Count each line below that has "JSON" anywhere in it. Answer with the total alone.

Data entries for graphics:
________________

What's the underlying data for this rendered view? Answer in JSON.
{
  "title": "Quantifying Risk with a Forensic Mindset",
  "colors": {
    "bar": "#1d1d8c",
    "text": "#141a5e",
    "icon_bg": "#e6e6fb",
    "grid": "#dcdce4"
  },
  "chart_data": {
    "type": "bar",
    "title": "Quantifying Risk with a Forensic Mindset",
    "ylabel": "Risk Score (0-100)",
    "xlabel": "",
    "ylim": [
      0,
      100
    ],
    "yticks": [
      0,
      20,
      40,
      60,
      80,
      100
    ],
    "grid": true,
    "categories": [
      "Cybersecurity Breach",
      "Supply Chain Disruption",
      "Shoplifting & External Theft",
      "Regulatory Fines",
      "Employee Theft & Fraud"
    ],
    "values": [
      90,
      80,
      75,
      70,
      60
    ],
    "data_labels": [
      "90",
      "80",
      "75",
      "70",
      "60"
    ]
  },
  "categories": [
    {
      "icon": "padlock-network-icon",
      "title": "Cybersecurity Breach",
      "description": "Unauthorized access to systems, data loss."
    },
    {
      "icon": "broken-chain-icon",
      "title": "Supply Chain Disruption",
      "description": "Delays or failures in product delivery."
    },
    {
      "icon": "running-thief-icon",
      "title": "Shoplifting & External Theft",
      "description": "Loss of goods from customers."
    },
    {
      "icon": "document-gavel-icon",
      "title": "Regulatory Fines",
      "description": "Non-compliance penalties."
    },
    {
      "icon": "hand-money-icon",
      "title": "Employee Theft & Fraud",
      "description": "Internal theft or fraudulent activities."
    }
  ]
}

________________

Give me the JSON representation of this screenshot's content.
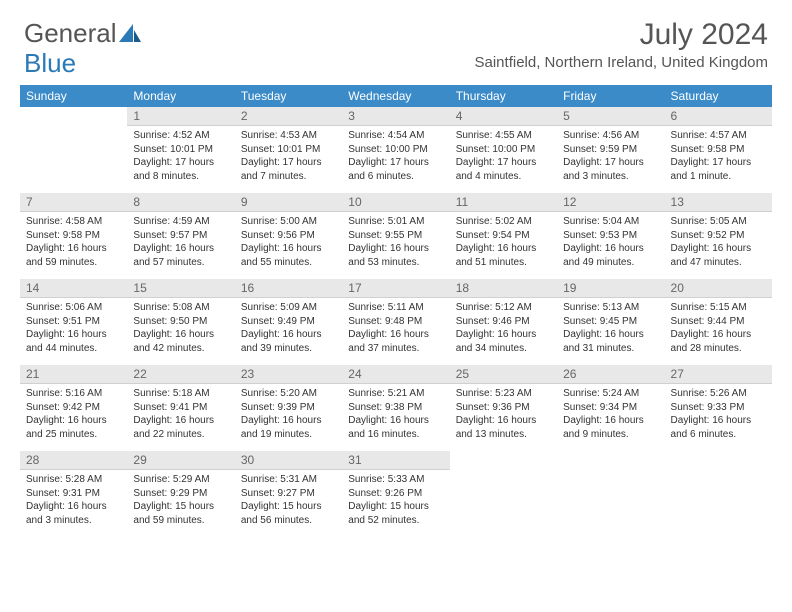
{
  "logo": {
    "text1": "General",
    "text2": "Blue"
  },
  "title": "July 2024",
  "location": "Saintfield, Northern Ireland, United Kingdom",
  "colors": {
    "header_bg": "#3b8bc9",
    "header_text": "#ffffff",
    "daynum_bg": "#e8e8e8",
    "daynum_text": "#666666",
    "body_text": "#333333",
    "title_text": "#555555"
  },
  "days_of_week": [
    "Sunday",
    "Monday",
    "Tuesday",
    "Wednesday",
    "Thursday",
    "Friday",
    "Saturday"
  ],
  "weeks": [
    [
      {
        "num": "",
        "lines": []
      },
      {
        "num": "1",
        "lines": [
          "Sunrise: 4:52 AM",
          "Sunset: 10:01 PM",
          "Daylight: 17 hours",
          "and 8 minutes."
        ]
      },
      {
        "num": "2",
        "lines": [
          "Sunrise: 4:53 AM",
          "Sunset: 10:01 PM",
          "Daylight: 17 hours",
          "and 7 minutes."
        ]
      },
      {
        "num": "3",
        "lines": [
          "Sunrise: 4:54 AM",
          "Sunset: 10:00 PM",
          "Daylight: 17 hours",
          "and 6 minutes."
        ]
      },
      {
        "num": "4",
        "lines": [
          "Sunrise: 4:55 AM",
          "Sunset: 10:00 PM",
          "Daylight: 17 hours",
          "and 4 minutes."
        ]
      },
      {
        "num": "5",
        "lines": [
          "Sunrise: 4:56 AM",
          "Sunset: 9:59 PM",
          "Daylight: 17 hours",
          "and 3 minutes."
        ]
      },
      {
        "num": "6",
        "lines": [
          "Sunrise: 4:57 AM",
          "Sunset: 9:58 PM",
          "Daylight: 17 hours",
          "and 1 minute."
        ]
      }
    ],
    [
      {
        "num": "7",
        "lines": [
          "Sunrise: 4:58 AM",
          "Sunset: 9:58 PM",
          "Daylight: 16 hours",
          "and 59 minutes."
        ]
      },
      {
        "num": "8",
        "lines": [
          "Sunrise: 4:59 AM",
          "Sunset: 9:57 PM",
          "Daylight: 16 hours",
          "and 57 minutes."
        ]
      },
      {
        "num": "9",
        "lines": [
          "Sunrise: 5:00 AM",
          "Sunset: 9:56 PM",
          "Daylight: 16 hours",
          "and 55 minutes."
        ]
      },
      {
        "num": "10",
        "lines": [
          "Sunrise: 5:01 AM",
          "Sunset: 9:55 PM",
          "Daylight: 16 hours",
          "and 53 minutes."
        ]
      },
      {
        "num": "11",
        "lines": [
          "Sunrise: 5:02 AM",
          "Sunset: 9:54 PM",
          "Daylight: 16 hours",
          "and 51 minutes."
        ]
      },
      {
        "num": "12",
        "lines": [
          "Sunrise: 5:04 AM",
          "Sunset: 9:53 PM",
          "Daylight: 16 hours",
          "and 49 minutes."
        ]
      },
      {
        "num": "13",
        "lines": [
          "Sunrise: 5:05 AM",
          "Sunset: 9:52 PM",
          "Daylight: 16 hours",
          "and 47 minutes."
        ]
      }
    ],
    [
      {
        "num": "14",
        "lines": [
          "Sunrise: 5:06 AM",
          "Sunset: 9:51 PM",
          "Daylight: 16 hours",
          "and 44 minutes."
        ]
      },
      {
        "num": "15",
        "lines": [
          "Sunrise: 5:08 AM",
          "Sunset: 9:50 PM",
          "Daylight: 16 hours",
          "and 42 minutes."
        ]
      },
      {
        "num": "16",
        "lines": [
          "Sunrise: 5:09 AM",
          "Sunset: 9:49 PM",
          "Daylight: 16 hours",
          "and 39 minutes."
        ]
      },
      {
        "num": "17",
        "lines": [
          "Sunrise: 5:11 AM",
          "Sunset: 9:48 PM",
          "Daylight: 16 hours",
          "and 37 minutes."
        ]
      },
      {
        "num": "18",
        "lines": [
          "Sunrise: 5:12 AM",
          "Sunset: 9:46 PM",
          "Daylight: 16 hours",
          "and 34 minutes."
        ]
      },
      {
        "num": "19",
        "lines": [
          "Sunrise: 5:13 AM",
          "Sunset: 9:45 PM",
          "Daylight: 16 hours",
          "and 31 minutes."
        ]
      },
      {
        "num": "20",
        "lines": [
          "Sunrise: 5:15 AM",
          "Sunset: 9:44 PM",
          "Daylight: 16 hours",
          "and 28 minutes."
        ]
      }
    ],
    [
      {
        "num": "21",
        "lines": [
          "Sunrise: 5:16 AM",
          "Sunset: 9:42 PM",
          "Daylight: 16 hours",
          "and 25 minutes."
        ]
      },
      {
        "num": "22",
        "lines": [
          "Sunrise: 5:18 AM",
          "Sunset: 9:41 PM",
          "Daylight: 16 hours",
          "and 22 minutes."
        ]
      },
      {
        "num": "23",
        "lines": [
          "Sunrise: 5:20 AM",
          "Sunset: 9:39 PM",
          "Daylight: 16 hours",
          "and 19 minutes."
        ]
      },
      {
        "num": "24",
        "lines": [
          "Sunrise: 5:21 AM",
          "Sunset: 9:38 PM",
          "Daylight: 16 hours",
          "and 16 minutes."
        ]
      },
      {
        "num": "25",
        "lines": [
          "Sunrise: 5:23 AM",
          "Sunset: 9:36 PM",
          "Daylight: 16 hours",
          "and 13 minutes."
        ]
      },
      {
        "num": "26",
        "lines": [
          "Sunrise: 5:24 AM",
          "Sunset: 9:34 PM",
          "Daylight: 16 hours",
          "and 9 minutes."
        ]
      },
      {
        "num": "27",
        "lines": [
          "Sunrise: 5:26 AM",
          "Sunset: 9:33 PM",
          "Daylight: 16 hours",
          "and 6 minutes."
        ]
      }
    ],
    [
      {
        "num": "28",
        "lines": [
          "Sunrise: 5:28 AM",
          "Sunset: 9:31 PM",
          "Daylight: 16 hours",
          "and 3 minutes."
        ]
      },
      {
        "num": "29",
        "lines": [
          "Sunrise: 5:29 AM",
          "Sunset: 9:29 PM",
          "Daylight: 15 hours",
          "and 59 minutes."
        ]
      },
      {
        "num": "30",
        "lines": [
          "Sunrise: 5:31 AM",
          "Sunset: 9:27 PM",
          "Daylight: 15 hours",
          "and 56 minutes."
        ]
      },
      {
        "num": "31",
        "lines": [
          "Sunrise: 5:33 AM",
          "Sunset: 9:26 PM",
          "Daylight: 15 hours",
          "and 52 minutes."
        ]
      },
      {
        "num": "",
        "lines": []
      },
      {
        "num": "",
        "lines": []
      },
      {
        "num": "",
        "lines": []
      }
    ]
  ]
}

________________

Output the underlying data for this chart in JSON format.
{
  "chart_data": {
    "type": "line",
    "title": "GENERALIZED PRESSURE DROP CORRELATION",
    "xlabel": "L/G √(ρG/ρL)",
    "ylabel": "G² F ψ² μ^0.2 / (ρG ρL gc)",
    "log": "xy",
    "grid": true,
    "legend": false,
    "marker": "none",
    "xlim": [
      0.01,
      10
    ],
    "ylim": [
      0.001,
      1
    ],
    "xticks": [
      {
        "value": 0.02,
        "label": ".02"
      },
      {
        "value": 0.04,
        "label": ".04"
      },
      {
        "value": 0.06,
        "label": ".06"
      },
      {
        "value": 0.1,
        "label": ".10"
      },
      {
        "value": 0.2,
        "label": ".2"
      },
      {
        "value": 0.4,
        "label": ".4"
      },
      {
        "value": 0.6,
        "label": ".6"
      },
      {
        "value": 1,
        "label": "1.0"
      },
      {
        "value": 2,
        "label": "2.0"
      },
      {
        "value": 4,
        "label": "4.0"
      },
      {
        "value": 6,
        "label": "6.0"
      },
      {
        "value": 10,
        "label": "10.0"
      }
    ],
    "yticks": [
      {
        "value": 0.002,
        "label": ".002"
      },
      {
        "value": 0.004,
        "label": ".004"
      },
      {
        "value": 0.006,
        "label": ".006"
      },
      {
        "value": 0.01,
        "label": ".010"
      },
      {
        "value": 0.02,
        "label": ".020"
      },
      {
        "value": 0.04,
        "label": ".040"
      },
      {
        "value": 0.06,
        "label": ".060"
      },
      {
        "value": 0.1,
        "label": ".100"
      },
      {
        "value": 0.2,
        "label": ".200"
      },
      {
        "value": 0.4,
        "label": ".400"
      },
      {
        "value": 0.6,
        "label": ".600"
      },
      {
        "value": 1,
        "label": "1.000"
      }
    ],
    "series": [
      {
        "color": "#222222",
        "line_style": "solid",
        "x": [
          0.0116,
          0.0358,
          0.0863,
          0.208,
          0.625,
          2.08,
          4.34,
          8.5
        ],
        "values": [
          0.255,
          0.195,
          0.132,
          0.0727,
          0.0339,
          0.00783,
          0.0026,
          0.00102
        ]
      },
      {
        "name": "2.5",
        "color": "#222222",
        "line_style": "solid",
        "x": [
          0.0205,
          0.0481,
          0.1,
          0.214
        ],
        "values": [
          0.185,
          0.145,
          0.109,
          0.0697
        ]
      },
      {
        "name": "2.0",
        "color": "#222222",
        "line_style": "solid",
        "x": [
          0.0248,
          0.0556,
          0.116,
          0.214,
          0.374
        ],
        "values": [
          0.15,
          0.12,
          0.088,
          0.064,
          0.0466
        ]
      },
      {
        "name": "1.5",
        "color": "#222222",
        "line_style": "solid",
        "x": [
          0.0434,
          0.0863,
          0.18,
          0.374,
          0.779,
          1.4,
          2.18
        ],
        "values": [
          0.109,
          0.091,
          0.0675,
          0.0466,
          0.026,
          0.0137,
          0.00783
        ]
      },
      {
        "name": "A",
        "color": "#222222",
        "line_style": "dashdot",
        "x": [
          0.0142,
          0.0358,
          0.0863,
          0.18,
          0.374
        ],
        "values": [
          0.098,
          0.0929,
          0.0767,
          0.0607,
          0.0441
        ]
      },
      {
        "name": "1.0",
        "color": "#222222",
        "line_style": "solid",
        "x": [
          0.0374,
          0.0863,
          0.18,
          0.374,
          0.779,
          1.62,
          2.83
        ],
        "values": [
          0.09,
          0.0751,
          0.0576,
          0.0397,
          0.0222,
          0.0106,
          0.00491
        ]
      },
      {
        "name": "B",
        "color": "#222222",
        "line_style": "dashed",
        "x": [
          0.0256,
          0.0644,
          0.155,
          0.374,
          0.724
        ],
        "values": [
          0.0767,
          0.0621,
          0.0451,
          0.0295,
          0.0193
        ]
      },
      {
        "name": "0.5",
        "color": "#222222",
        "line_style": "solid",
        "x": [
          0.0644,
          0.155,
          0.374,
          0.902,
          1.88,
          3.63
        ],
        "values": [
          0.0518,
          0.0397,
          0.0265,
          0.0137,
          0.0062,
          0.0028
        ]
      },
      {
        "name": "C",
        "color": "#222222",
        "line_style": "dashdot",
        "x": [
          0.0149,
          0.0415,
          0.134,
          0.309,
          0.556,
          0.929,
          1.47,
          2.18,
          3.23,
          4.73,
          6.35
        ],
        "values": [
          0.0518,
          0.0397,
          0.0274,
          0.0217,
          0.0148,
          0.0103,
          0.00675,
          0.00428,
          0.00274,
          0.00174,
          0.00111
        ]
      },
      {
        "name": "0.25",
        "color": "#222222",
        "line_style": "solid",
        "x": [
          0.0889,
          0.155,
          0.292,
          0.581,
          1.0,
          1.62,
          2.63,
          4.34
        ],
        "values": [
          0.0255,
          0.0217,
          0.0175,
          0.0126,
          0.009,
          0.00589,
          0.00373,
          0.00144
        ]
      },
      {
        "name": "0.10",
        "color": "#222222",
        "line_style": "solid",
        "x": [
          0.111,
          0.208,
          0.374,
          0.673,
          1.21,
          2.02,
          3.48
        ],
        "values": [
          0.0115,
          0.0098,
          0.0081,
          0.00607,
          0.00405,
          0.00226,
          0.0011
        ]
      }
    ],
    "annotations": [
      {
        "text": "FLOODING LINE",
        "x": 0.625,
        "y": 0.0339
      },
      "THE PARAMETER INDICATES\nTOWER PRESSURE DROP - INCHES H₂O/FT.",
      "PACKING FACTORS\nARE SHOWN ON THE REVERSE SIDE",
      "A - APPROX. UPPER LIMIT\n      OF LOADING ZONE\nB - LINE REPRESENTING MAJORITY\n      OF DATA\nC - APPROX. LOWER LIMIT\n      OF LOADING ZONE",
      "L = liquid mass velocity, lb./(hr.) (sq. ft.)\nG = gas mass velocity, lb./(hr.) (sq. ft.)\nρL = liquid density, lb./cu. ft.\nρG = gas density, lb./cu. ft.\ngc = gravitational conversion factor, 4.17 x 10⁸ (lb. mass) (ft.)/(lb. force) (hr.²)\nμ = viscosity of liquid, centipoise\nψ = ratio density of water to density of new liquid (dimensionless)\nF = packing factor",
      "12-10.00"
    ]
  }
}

________________

- **ANSWER TO THIS PROBLEM**:
3